◆ **SET PROBLEM**: Print verbatim the lines of the material below, starting at the line that contains "day-info: Sunrise: 5:45 AMSunset: 6:43" and ending at the line that contains "59, 121, 87]", with both of those lines included.

━━━━━━

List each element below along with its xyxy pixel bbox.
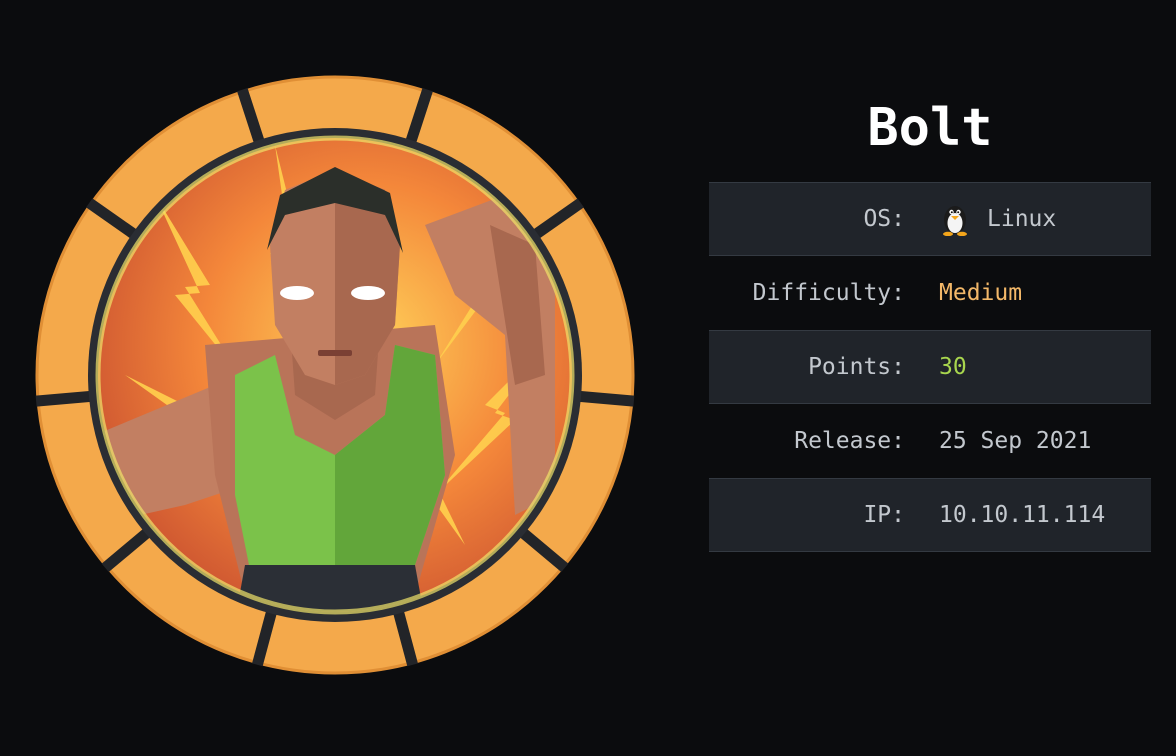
points-value: 30 — [939, 354, 967, 380]
tux-penguin-icon — [939, 202, 971, 237]
points-label: Points: — [808, 354, 905, 380]
machine-avatar-illustration — [35, 75, 635, 675]
ip-value: 10.10.11.114 — [939, 502, 1106, 528]
machine-name: Bolt — [867, 98, 993, 158]
difficulty-value: Medium — [939, 280, 1023, 306]
info-row-ip: IP: 10.10.11.114 — [709, 478, 1151, 552]
info-row-os: OS: Linux — [709, 182, 1151, 256]
os-value-wrap: Linux — [939, 202, 1057, 237]
difficulty-label: Difficulty: — [752, 280, 905, 306]
ip-label: IP: — [863, 502, 905, 528]
info-row-release: Release: 25 Sep 2021 — [709, 404, 1151, 478]
os-label: OS: — [863, 206, 905, 232]
release-value: 25 Sep 2021 — [939, 428, 1092, 454]
machine-info-table: OS: Linux Difficulty: Medium Points: 30 … — [709, 182, 1151, 552]
info-row-difficulty: Difficulty: Medium — [709, 256, 1151, 330]
info-row-points: Points: 30 — [709, 330, 1151, 404]
os-value: Linux — [987, 206, 1057, 232]
machine-avatar-badge — [35, 75, 635, 675]
release-label: Release: — [794, 428, 905, 454]
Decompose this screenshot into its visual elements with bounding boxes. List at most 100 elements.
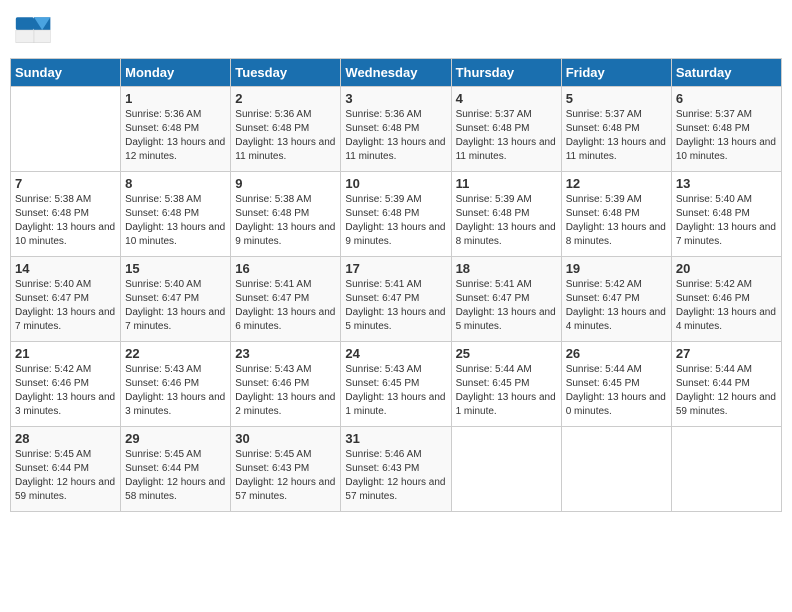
day-info: Sunrise: 5:45 AMSunset: 6:43 PMDaylight:…	[235, 448, 336, 504]
day-info: Sunrise: 5:36 AMSunset: 6:48 PMDaylight:…	[125, 108, 226, 164]
weekday-header-saturday: Saturday	[671, 59, 781, 87]
day-cell-26: 26 Sunrise: 5:44 AMSunset: 6:45 PMDayligh…	[561, 342, 671, 427]
weekday-header-sunday: Sunday	[11, 59, 121, 87]
day-cell-18: 18 Sunrise: 5:41 AMSunset: 6:47 PMDayligh…	[451, 257, 561, 342]
day-info: Sunrise: 5:38 AMSunset: 6:48 PMDaylight:…	[15, 193, 116, 249]
day-cell-29: 29Sunrise: 5:45 AMSunset: 6:44 PMDayligh…	[121, 427, 231, 512]
day-cell-30: 30 Sunrise: 5:45 AMSunset: 6:43 PMDayligh…	[231, 427, 341, 512]
day-info: Sunrise: 5:38 AMSunset: 6:48 PMDaylight:…	[235, 193, 336, 249]
day-cell-12: 12 Sunrise: 5:39 AMSunset: 6:48 PMDayligh…	[561, 172, 671, 257]
day-cell-22: 22 Sunrise: 5:43 AMSunset: 6:46 PMDayligh…	[121, 342, 231, 427]
day-info: Sunrise: 5:42 AMSunset: 6:46 PMDaylight:…	[15, 363, 116, 419]
day-cell-20: 20Sunrise: 5:42 AMSunset: 6:46 PMDayligh…	[671, 257, 781, 342]
empty-cell	[561, 427, 671, 512]
weekday-header-friday: Friday	[561, 59, 671, 87]
day-number: 25	[456, 346, 557, 361]
weekday-header-wednesday: Wednesday	[341, 59, 451, 87]
empty-cell	[11, 87, 121, 172]
day-number: 1	[125, 91, 226, 106]
day-info: Sunrise: 5:41 AMSunset: 6:47 PMDaylight:…	[345, 278, 446, 334]
day-number: 4	[456, 91, 557, 106]
day-info: Sunrise: 5:38 AMSunset: 6:48 PMDaylight:…	[125, 193, 226, 249]
day-number: 30	[235, 431, 336, 446]
day-cell-27: 27 Sunrise: 5:44 AMSunset: 6:44 PMDayligh…	[671, 342, 781, 427]
day-number: 12	[566, 176, 667, 191]
day-cell-19: 19 Sunrise: 5:42 AMSunset: 6:47 PMDayligh…	[561, 257, 671, 342]
day-cell-8: 8 Sunrise: 5:38 AMSunset: 6:48 PMDaylight…	[121, 172, 231, 257]
day-info: Sunrise: 5:45 AMSunset: 6:44 PMDaylight:…	[15, 448, 116, 504]
day-info: Sunrise: 5:40 AMSunset: 6:47 PMDaylight:…	[15, 278, 116, 334]
day-number: 20	[676, 261, 777, 276]
day-number: 10	[345, 176, 446, 191]
week-row-5: 28 Sunrise: 5:45 AMSunset: 6:44 PMDayligh…	[11, 427, 782, 512]
week-row-4: 21Sunrise: 5:42 AMSunset: 6:46 PMDayligh…	[11, 342, 782, 427]
calendar-table: SundayMondayTuesdayWednesdayThursdayFrid…	[10, 58, 782, 512]
day-cell-21: 21Sunrise: 5:42 AMSunset: 6:46 PMDayligh…	[11, 342, 121, 427]
day-cell-9: 9Sunrise: 5:38 AMSunset: 6:48 PMDaylight…	[231, 172, 341, 257]
day-cell-1: 1 Sunrise: 5:36 AMSunset: 6:48 PMDaylight…	[121, 87, 231, 172]
empty-cell	[451, 427, 561, 512]
weekday-header-thursday: Thursday	[451, 59, 561, 87]
day-info: Sunrise: 5:43 AMSunset: 6:46 PMDaylight:…	[125, 363, 226, 419]
day-info: Sunrise: 5:46 AMSunset: 6:43 PMDaylight:…	[345, 448, 446, 504]
day-cell-25: 25 Sunrise: 5:44 AMSunset: 6:45 PMDayligh…	[451, 342, 561, 427]
day-info: Sunrise: 5:44 AMSunset: 6:44 PMDaylight:…	[676, 363, 777, 419]
week-row-2: 7Sunrise: 5:38 AMSunset: 6:48 PMDaylight…	[11, 172, 782, 257]
day-cell-23: 23Sunrise: 5:43 AMSunset: 6:46 PMDayligh…	[231, 342, 341, 427]
day-cell-15: 15 Sunrise: 5:40 AMSunset: 6:47 PMDayligh…	[121, 257, 231, 342]
day-number: 22	[125, 346, 226, 361]
day-cell-10: 10 Sunrise: 5:39 AMSunset: 6:48 PMDayligh…	[341, 172, 451, 257]
day-info: Sunrise: 5:37 AMSunset: 6:48 PMDaylight:…	[566, 108, 667, 164]
day-number: 5	[566, 91, 667, 106]
day-info: Sunrise: 5:41 AMSunset: 6:47 PMDaylight:…	[456, 278, 557, 334]
day-number: 6	[676, 91, 777, 106]
day-info: Sunrise: 5:39 AMSunset: 6:48 PMDaylight:…	[345, 193, 446, 249]
day-cell-24: 24 Sunrise: 5:43 AMSunset: 6:45 PMDayligh…	[341, 342, 451, 427]
day-number: 28	[15, 431, 116, 446]
day-cell-17: 17 Sunrise: 5:41 AMSunset: 6:47 PMDayligh…	[341, 257, 451, 342]
day-number: 11	[456, 176, 557, 191]
day-info: Sunrise: 5:44 AMSunset: 6:45 PMDaylight:…	[566, 363, 667, 419]
day-info: Sunrise: 5:40 AMSunset: 6:48 PMDaylight:…	[676, 193, 777, 249]
day-info: Sunrise: 5:37 AMSunset: 6:48 PMDaylight:…	[456, 108, 557, 164]
day-info: Sunrise: 5:39 AMSunset: 6:48 PMDaylight:…	[456, 193, 557, 249]
weekday-header-monday: Monday	[121, 59, 231, 87]
day-cell-16: 16 Sunrise: 5:41 AMSunset: 6:47 PMDayligh…	[231, 257, 341, 342]
day-cell-2: 2Sunrise: 5:36 AMSunset: 6:48 PMDaylight…	[231, 87, 341, 172]
day-number: 17	[345, 261, 446, 276]
day-number: 27	[676, 346, 777, 361]
weekday-header-tuesday: Tuesday	[231, 59, 341, 87]
day-number: 2	[235, 91, 336, 106]
day-cell-7: 7Sunrise: 5:38 AMSunset: 6:48 PMDaylight…	[11, 172, 121, 257]
week-row-1: 1 Sunrise: 5:36 AMSunset: 6:48 PMDaylight…	[11, 87, 782, 172]
day-cell-11: 11 Sunrise: 5:39 AMSunset: 6:48 PMDayligh…	[451, 172, 561, 257]
day-number: 18	[456, 261, 557, 276]
day-info: Sunrise: 5:36 AMSunset: 6:48 PMDaylight:…	[345, 108, 446, 164]
day-cell-6: 6Sunrise: 5:37 AMSunset: 6:48 PMDaylight…	[671, 87, 781, 172]
day-info: Sunrise: 5:44 AMSunset: 6:45 PMDaylight:…	[456, 363, 557, 419]
day-number: 3	[345, 91, 446, 106]
day-info: Sunrise: 5:39 AMSunset: 6:48 PMDaylight:…	[566, 193, 667, 249]
day-cell-4: 4 Sunrise: 5:37 AMSunset: 6:48 PMDaylight…	[451, 87, 561, 172]
day-info: Sunrise: 5:43 AMSunset: 6:46 PMDaylight:…	[235, 363, 336, 419]
day-number: 26	[566, 346, 667, 361]
day-cell-31: 31 Sunrise: 5:46 AMSunset: 6:43 PMDayligh…	[341, 427, 451, 512]
day-cell-5: 5 Sunrise: 5:37 AMSunset: 6:48 PMDaylight…	[561, 87, 671, 172]
day-number: 31	[345, 431, 446, 446]
day-info: Sunrise: 5:41 AMSunset: 6:47 PMDaylight:…	[235, 278, 336, 334]
day-number: 19	[566, 261, 667, 276]
empty-cell	[671, 427, 781, 512]
week-row-3: 14Sunrise: 5:40 AMSunset: 6:47 PMDayligh…	[11, 257, 782, 342]
day-number: 8	[125, 176, 226, 191]
day-cell-14: 14Sunrise: 5:40 AMSunset: 6:47 PMDayligh…	[11, 257, 121, 342]
day-number: 24	[345, 346, 446, 361]
day-cell-3: 3 Sunrise: 5:36 AMSunset: 6:48 PMDaylight…	[341, 87, 451, 172]
day-info: Sunrise: 5:40 AMSunset: 6:47 PMDaylight:…	[125, 278, 226, 334]
day-number: 13	[676, 176, 777, 191]
day-cell-28: 28 Sunrise: 5:45 AMSunset: 6:44 PMDayligh…	[11, 427, 121, 512]
day-info: Sunrise: 5:42 AMSunset: 6:47 PMDaylight:…	[566, 278, 667, 334]
day-number: 16	[235, 261, 336, 276]
day-number: 15	[125, 261, 226, 276]
logo	[14, 10, 58, 50]
day-info: Sunrise: 5:43 AMSunset: 6:45 PMDaylight:…	[345, 363, 446, 419]
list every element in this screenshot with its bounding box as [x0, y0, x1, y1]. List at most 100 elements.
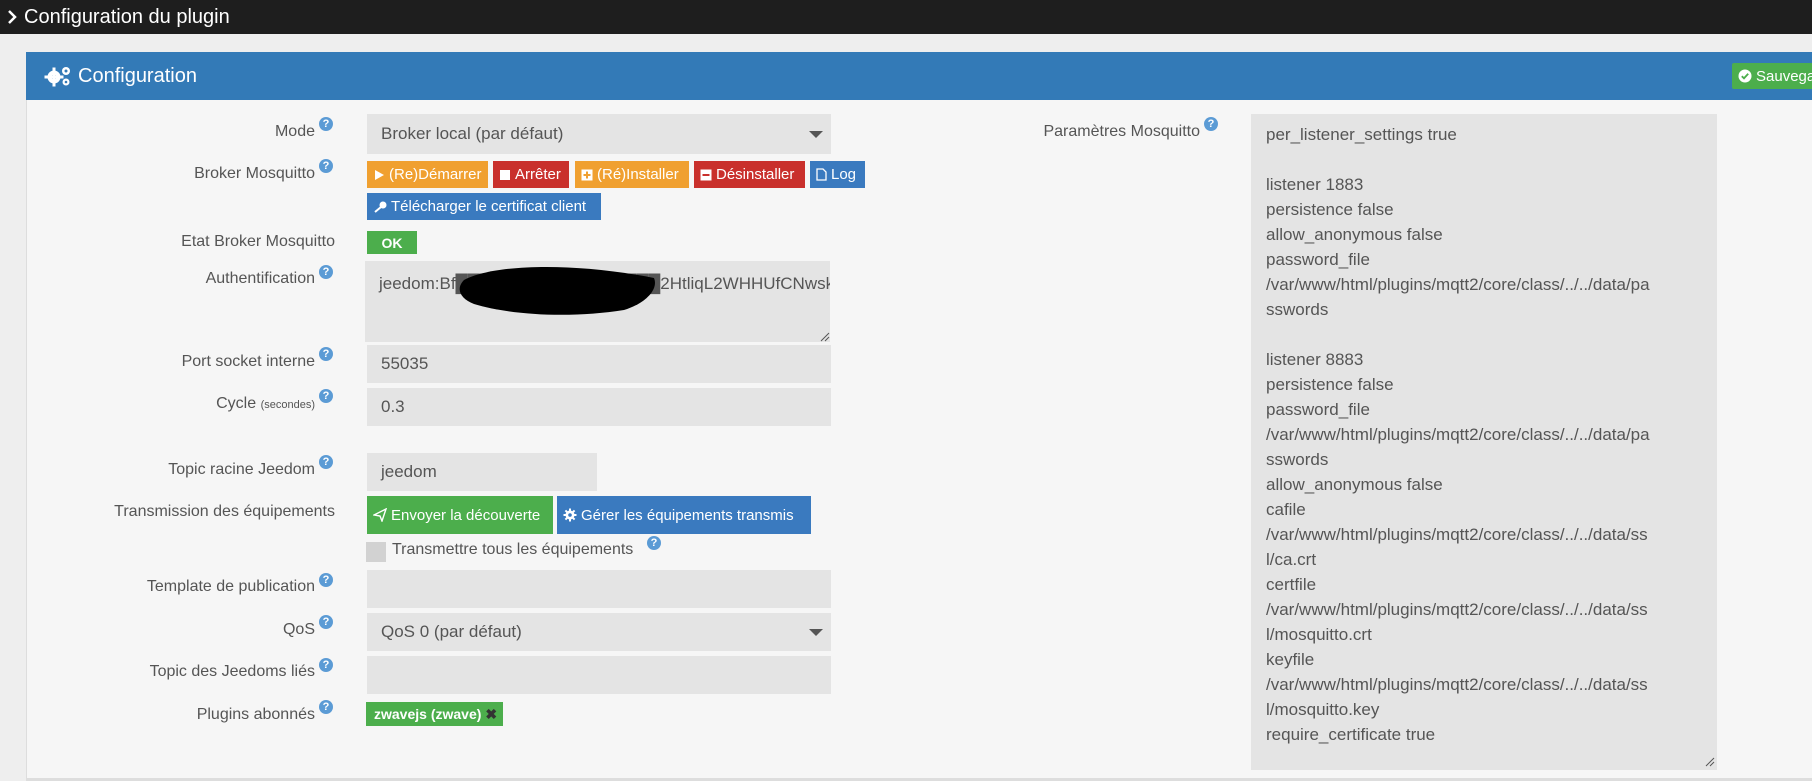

━━━━━━

◆ **ANSWER TO THIS EXERCISE**:
day-info: Sunrise: 5:45 AMSunset: 6:43 PMDaylight:…	[235, 448, 336, 504]
day-info: Sunrise: 5:36 AMSunset: 6:48 PMDaylight:…	[125, 108, 226, 164]
weekday-header-saturday: Saturday	[671, 59, 781, 87]
day-cell-26: 26 Sunrise: 5:44 AMSunset: 6:45 PMDayligh…	[561, 342, 671, 427]
weekday-header-sunday: Sunday	[11, 59, 121, 87]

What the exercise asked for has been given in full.